# A votre avis, pour POLE EMPLOI



## Nanou91 (28 Août 2022)

Bonjour les collègues.
Revenue des Sables d'Olonne je reprends le travail demain.
Je dois m'actualiser à POLE EMPLOI. Mes 4 PE ont déjà saisi les volets Pajemploi (dont 2 fins de contrats). Donc j'ai tout ce qu'il faut. BS, attestations employeurs.
Mais un nouveau contrat démarre le 31/08 donc juste pour le dernier jour en août.. J'ai fait le BS que j'ai envoyé à la maman pour qu'elle voit ce que ça donne, quoi déclarer, quoi payer.
Elle l'a déjà saisi sur PAJEMPLOI donc je devrai pouvoir le récupérer demain et m'actualiser dans la foulée.
Mais  ! ! ! !  Est ce que ça va perturber POLE EMPLOI que je déclare le 29 Août un salaire et un nouveau contrat qui ne va commencer que le 31 ?
Si une de vous a déjà fait ça....
Bonne fin de week end.


----------



## isa19 (28 Août 2022)

bonjour,
 pas logique de déclarer un contrat sur lapaje qui n'a pas commencé.
Perso pour l'actualisation à Pole emploi j'attendrai le  31 pour envoyer tous les bulletins de salaires et la copie du nouveau contrat (que pole emploi demande). 
A voir avec les collègues.


----------



## Nanou91 (28 Août 2022)

Et pourtant la maman a pu faire la déclaration, et ça lui a même mentionné le montant du CMG qui lui sera versé.
Et moi je la vois déjà à l'écran en cours de traitement


----------



## isa19 (28 Août 2022)

je n'ai pas dit que ce n'était pas possible, mais que ce n' est pas logique de déclarer un salaire alors que contrat pas commencé, c'est tout.
Du coup en date elle a mis du 31 au 31 aout ?


----------



## nounoucat1 (28 Août 2022)

Je ne comprends pas pourquoi cette Pe a déclaré pour août si le contrat ne commence que le 31. 
Sauf erreur nous avons poleemploi  jusqu'au 15 pour actualiser. J'attendrais tous les documents pour actualiser en une fois.
Mais Nanou qui pose des questions sur pôle emploi je pars en👯‍♂️🏃‍♀️🏃‍♂️🏃‍♀️


----------



## assmatzam (29 Août 2022)

Salut Nanou 

Non c'est bon
Il faut que tu leur envoie le contrat en 1er pour qu'ils puissent le saisir et ensuite le bs


----------



## assmatzam (29 Août 2022)

Ça m'est arrivé l'année dernière 
Je les ai appelé après avoir envoyé les documents du nouveau contrat et on l'a fait ensemble


----------



## Nanou91 (29 Août 2022)

ISA19
Oui elle a mis du 31 au 31.

NOUNOUCAT1
Pole Emploi je sais comment ils fonctionnent pour ouvrir et calculer des droits.
Mais je ne sais pas ce qui les fait se noyer dans une goutte d'eau. Actualiser le 29 un truc qui commence le 31.....  😂 c'est peut-être trop compliqué pour eux. Même si j'ai tous les documents. 
Car par exemple, j'ai aussi 2 fins de contrats le 31 : une activité conservée et une reprise...

# CONSIGNE 1:
D'après la discussion, pourquoi assmatzam conseille-t-elle d'envoyer d'abord le contrat à Pôle emploi, avant le bulletin de salaire ? Répondez en une à trois phrases.
# CONSIGNE 2:
Dans la discussion, quelles dates la maman a-t-elle indiquées pour la période déclarée ?

# DONNÉES BRUTES:
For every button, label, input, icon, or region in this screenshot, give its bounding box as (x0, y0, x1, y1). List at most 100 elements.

# RÉPONSE FINALE 1:
Le contrat doit être envoyé en premier pour que Pôle emploi puisse le saisir. Le bulletin de salaire est envoyé seulement ensuite.

# RÉPONSE FINALE 2:
Elle a indiqué la période du 31 au 31 août.